(Excerpts from a figure dataset)

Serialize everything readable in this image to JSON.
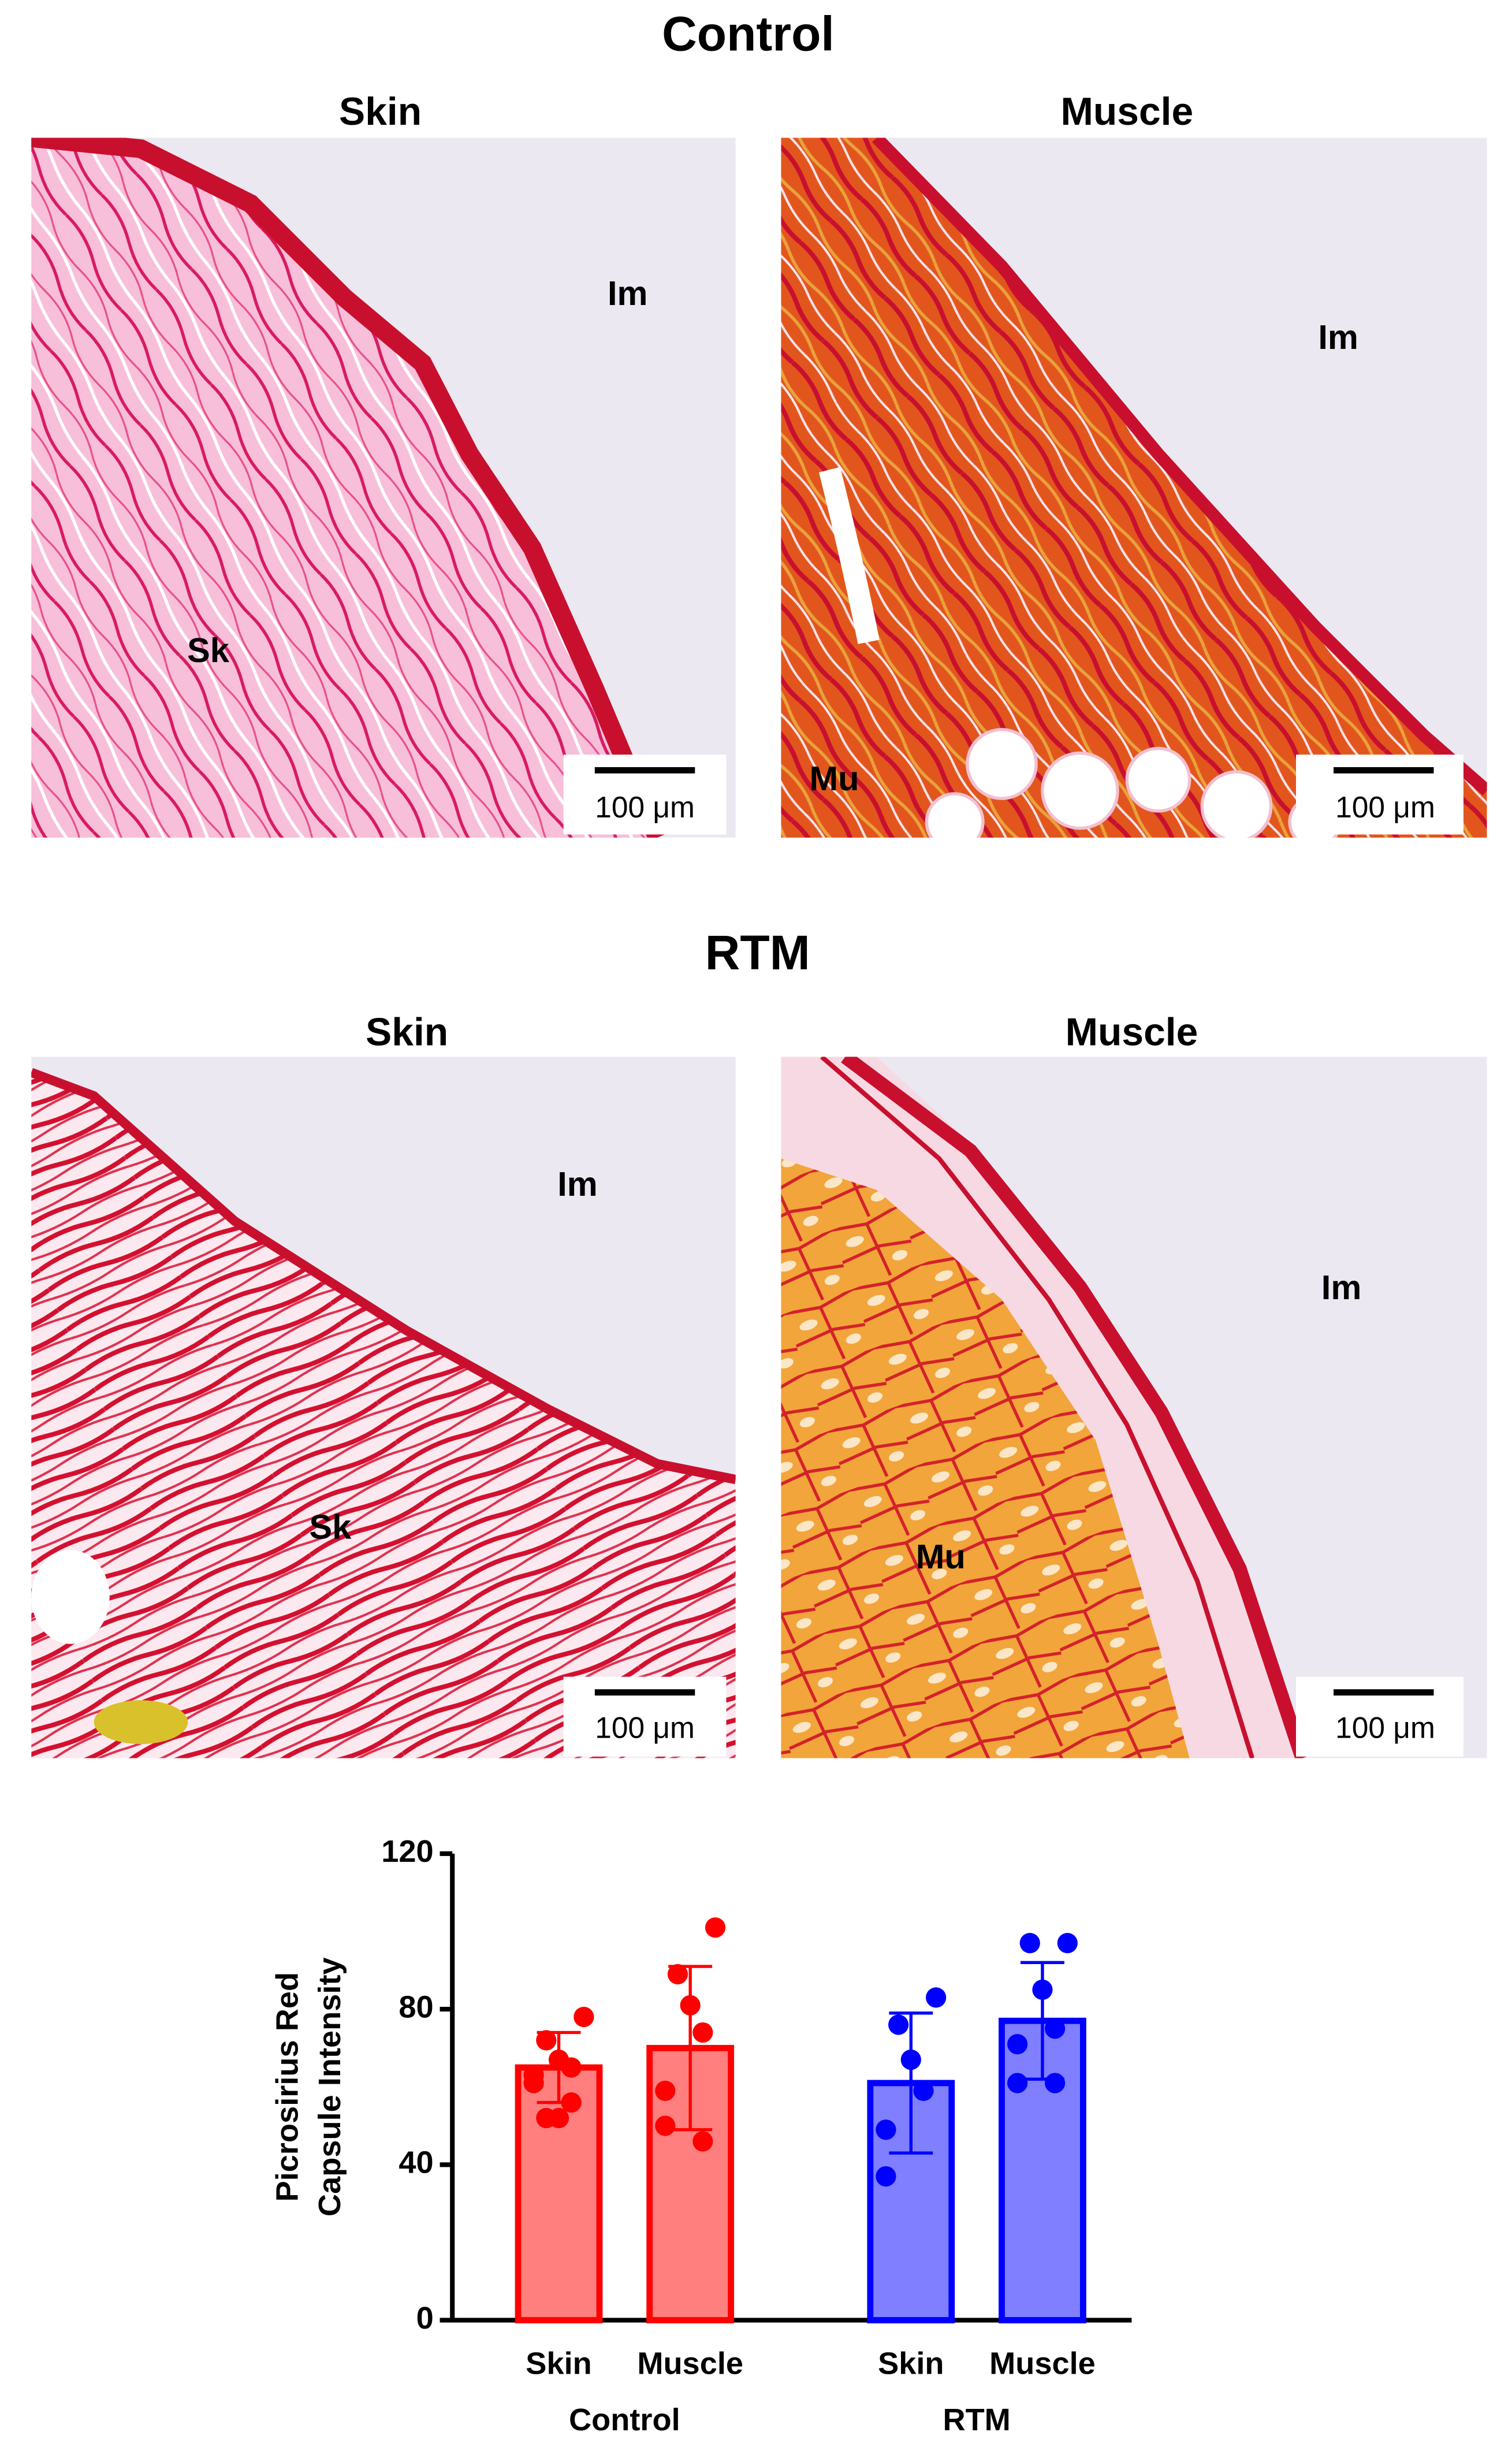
{
  "sections": [
    {
      "title": "Control",
      "panels": [
        {
          "title": "Skin",
          "labels": [
            "Im",
            "Sk"
          ],
          "scale_bar": "100 μm"
        },
        {
          "title": "Muscle",
          "labels": [
            "Im",
            "Mu"
          ],
          "scale_bar": "100 μm"
        }
      ]
    },
    {
      "title": "RTM",
      "panels": [
        {
          "title": "Skin",
          "labels": [
            "Im",
            "Sk"
          ],
          "scale_bar": "100 μm"
        },
        {
          "title": "Muscle",
          "labels": [
            "Im",
            "Mu"
          ],
          "scale_bar": "100 μm"
        }
      ]
    }
  ],
  "chart_data": {
    "type": "bar",
    "ylabel": [
      "Picrosirius Red",
      "Capsule Intensity"
    ],
    "ylim": [
      0,
      120
    ],
    "yticks": [
      0,
      40,
      80,
      120
    ],
    "groups": [
      {
        "name": "Control",
        "color": "#ff0000",
        "categories": [
          "Skin",
          "Muscle"
        ],
        "values": [
          65,
          70
        ],
        "errors": [
          9,
          21
        ],
        "points": [
          [
            78,
            72,
            67,
            65,
            63,
            61,
            56,
            52,
            52
          ],
          [
            101,
            89,
            81,
            74,
            59,
            50,
            46
          ]
        ]
      },
      {
        "name": "RTM",
        "color": "#0000ff",
        "categories": [
          "Skin",
          "Muscle"
        ],
        "values": [
          61,
          77
        ],
        "errors": [
          18,
          15
        ],
        "points": [
          [
            83,
            76,
            67,
            59,
            49,
            37
          ],
          [
            97,
            97,
            85,
            75,
            71,
            61,
            61
          ]
        ]
      }
    ]
  }
}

* _GIVEN PROBLEM_
In the copy, include all records verbatim but no images.

* _COMPLETED EXERCISE_
Serialize everything readable in this image to JSON.
{
  "sections": [
    {
      "title": "Control",
      "panels": [
        {
          "title": "Skin",
          "labels": [
            "Im",
            "Sk"
          ],
          "scale_bar": "100 μm"
        },
        {
          "title": "Muscle",
          "labels": [
            "Im",
            "Mu"
          ],
          "scale_bar": "100 μm"
        }
      ]
    },
    {
      "title": "RTM",
      "panels": [
        {
          "title": "Skin",
          "labels": [
            "Im",
            "Sk"
          ],
          "scale_bar": "100 μm"
        },
        {
          "title": "Muscle",
          "labels": [
            "Im",
            "Mu"
          ],
          "scale_bar": "100 μm"
        }
      ]
    }
  ],
  "chart_data": {
    "type": "bar",
    "ylabel": [
      "Picrosirius Red",
      "Capsule Intensity"
    ],
    "ylim": [
      0,
      120
    ],
    "yticks": [
      0,
      40,
      80,
      120
    ],
    "groups": [
      {
        "name": "Control",
        "color": "#ff0000",
        "categories": [
          "Skin",
          "Muscle"
        ],
        "values": [
          65,
          70
        ],
        "errors": [
          9,
          21
        ],
        "points": [
          [
            78,
            72,
            67,
            65,
            63,
            61,
            56,
            52,
            52
          ],
          [
            101,
            89,
            81,
            74,
            59,
            50,
            46
          ]
        ]
      },
      {
        "name": "RTM",
        "color": "#0000ff",
        "categories": [
          "Skin",
          "Muscle"
        ],
        "values": [
          61,
          77
        ],
        "errors": [
          18,
          15
        ],
        "points": [
          [
            83,
            76,
            67,
            59,
            49,
            37
          ],
          [
            97,
            97,
            85,
            75,
            71,
            61,
            61
          ]
        ]
      }
    ]
  }
}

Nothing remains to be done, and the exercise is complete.